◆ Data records

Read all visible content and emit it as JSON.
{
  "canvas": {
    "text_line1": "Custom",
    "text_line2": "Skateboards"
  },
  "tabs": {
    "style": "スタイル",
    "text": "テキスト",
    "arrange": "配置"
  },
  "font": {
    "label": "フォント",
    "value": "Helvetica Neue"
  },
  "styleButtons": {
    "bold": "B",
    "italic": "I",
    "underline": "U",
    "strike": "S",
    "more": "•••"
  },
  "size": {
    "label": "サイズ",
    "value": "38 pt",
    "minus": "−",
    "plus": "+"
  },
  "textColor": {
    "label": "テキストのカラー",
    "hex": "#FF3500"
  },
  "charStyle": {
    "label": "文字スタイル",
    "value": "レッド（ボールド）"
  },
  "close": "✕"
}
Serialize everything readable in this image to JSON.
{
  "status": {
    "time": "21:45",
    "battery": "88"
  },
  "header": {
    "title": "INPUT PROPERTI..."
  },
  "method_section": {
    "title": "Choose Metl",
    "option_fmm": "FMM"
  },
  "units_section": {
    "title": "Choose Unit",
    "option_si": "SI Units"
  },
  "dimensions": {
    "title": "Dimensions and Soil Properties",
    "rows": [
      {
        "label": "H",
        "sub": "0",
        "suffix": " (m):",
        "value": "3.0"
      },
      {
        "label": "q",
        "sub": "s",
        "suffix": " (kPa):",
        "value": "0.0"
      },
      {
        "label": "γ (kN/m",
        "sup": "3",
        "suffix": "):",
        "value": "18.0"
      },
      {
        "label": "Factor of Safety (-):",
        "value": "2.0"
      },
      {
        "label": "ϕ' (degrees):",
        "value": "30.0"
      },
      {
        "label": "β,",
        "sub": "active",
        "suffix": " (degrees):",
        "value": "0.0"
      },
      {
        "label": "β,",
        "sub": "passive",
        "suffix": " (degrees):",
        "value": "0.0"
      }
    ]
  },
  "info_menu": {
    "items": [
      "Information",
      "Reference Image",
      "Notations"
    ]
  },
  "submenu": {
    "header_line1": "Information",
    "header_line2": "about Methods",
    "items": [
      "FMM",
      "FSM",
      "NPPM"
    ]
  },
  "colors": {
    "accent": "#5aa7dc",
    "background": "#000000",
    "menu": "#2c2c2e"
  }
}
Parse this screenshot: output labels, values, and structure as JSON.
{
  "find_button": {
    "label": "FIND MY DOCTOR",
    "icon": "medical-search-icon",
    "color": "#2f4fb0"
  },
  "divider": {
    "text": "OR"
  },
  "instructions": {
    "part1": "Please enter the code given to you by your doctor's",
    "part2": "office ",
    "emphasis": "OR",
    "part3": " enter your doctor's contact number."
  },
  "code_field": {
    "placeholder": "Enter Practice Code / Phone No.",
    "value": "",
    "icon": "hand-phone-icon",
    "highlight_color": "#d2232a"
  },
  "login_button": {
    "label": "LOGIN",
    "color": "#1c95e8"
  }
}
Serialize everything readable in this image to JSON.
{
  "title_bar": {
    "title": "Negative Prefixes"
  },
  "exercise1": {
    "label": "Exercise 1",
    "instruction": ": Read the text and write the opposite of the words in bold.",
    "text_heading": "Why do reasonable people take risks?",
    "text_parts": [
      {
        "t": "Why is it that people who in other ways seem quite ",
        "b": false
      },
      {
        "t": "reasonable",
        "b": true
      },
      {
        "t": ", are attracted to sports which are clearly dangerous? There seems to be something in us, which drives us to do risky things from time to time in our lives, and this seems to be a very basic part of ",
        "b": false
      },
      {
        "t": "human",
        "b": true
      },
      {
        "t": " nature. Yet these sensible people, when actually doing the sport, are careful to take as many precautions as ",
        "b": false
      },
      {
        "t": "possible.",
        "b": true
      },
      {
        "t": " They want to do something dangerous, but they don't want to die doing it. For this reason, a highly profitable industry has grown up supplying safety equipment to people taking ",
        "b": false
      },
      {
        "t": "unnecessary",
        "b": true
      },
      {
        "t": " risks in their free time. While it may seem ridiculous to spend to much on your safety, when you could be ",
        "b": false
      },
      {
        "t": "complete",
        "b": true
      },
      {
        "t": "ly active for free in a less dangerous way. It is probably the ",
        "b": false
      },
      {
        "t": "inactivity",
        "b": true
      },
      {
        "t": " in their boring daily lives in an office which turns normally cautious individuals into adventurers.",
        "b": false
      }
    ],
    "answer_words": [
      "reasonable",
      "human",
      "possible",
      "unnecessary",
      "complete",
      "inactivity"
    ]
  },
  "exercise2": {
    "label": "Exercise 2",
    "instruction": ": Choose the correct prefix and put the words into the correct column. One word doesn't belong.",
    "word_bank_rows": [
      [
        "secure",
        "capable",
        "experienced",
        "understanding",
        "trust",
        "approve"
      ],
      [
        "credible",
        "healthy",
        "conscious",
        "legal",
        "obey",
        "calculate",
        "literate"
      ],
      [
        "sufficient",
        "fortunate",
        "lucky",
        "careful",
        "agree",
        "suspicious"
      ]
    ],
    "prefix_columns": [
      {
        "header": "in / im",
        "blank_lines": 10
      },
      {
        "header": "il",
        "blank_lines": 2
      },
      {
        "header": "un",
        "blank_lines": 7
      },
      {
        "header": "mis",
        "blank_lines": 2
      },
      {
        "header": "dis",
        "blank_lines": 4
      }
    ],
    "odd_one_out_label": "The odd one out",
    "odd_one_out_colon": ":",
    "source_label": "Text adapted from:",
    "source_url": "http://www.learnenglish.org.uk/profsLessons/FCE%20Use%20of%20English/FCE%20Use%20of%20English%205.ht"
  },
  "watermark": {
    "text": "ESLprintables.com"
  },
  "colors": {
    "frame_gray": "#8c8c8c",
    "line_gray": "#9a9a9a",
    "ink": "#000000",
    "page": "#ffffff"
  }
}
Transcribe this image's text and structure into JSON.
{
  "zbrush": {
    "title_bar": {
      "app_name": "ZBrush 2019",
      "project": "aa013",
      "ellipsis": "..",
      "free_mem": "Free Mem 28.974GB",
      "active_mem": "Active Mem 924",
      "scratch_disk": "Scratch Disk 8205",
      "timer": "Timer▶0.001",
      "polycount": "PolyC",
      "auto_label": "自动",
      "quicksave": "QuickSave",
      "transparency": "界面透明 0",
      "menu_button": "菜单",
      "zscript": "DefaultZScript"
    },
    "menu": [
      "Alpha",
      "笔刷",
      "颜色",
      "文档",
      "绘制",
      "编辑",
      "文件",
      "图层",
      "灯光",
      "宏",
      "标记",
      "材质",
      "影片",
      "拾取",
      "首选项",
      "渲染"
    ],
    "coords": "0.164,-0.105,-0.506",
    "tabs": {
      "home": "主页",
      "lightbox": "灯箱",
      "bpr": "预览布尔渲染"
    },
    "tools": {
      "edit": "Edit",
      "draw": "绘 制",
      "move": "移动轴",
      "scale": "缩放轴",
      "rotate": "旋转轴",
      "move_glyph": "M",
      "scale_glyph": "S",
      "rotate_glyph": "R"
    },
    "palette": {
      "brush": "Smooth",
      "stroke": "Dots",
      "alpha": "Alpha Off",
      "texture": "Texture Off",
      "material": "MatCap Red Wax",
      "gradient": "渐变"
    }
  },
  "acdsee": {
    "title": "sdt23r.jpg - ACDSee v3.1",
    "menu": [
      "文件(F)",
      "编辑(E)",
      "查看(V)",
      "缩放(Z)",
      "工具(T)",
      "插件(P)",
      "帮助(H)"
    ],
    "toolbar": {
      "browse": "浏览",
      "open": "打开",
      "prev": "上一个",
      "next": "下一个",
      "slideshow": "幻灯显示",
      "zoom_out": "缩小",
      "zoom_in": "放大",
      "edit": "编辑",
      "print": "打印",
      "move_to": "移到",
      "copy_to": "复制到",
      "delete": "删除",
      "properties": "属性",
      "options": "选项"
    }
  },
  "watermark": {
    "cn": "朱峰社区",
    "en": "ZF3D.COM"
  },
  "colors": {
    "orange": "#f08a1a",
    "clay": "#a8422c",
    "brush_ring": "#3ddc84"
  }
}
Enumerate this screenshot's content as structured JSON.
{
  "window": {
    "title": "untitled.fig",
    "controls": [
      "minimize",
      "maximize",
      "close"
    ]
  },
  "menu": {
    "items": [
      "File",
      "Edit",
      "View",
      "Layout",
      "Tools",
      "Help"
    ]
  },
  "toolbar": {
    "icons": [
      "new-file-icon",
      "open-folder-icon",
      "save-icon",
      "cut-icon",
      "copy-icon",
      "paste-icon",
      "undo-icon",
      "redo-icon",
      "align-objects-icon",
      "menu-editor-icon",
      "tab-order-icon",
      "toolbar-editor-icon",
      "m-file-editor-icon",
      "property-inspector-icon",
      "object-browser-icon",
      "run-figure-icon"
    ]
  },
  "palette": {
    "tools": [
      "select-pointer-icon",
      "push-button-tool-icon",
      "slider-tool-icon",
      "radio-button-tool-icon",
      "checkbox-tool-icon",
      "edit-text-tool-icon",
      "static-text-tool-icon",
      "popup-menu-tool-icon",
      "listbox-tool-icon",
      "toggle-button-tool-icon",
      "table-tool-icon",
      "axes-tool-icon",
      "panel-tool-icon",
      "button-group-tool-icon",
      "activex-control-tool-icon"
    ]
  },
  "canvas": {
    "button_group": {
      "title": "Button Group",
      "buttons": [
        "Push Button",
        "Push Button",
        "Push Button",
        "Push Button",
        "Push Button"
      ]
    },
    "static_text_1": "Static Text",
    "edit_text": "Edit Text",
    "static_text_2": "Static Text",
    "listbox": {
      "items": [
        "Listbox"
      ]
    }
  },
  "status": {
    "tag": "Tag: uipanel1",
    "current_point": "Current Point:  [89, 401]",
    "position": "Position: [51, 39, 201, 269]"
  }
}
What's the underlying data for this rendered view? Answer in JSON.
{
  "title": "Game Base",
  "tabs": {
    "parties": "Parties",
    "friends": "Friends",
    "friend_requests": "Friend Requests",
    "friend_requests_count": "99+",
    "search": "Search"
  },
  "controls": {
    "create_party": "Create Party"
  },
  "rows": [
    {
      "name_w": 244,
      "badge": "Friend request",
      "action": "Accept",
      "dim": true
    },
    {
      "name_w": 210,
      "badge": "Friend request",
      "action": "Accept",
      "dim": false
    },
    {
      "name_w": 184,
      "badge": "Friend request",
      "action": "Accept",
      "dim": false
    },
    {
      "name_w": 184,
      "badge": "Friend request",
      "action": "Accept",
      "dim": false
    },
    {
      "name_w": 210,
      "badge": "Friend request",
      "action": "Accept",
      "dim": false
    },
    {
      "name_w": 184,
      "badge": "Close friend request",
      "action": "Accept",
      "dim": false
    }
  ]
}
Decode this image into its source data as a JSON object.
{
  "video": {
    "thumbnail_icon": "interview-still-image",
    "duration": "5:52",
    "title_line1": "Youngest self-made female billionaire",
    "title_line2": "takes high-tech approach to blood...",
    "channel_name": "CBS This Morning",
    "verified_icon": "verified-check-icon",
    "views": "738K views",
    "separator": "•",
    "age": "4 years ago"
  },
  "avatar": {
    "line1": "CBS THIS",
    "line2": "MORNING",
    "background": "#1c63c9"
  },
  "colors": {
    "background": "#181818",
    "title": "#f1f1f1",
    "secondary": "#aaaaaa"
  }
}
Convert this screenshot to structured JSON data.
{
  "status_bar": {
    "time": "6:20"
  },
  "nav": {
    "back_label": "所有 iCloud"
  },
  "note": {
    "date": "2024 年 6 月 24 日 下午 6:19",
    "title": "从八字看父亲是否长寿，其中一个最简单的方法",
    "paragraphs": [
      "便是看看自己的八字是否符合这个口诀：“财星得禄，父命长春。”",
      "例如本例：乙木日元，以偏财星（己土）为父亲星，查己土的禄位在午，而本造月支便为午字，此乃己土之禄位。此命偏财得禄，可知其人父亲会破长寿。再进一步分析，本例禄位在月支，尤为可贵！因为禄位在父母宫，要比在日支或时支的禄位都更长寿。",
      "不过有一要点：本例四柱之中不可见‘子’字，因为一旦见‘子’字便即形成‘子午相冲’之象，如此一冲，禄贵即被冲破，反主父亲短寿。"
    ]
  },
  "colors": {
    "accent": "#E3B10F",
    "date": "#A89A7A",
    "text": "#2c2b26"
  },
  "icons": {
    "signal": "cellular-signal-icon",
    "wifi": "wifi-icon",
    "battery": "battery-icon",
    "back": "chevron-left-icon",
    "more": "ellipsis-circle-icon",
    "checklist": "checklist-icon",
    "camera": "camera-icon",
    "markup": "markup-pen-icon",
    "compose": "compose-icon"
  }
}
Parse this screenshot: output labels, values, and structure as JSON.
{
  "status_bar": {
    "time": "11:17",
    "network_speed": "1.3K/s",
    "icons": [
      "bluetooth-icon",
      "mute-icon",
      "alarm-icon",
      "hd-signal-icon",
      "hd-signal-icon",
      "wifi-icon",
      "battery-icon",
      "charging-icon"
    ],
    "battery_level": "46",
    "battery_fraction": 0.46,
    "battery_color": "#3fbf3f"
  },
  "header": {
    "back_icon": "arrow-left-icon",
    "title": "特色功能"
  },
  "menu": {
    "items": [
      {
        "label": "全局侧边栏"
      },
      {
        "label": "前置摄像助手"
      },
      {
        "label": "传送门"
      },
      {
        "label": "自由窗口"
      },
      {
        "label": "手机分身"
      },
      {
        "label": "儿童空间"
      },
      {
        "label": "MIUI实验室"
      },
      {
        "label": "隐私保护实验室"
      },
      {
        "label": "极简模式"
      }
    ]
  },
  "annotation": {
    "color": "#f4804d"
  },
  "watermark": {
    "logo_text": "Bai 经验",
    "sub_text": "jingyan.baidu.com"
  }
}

◆ Stated exercise
Gather all lines of the records that include the word "Information".

◆ Solution to this problem
      "Information",
    "header_line1": "Information",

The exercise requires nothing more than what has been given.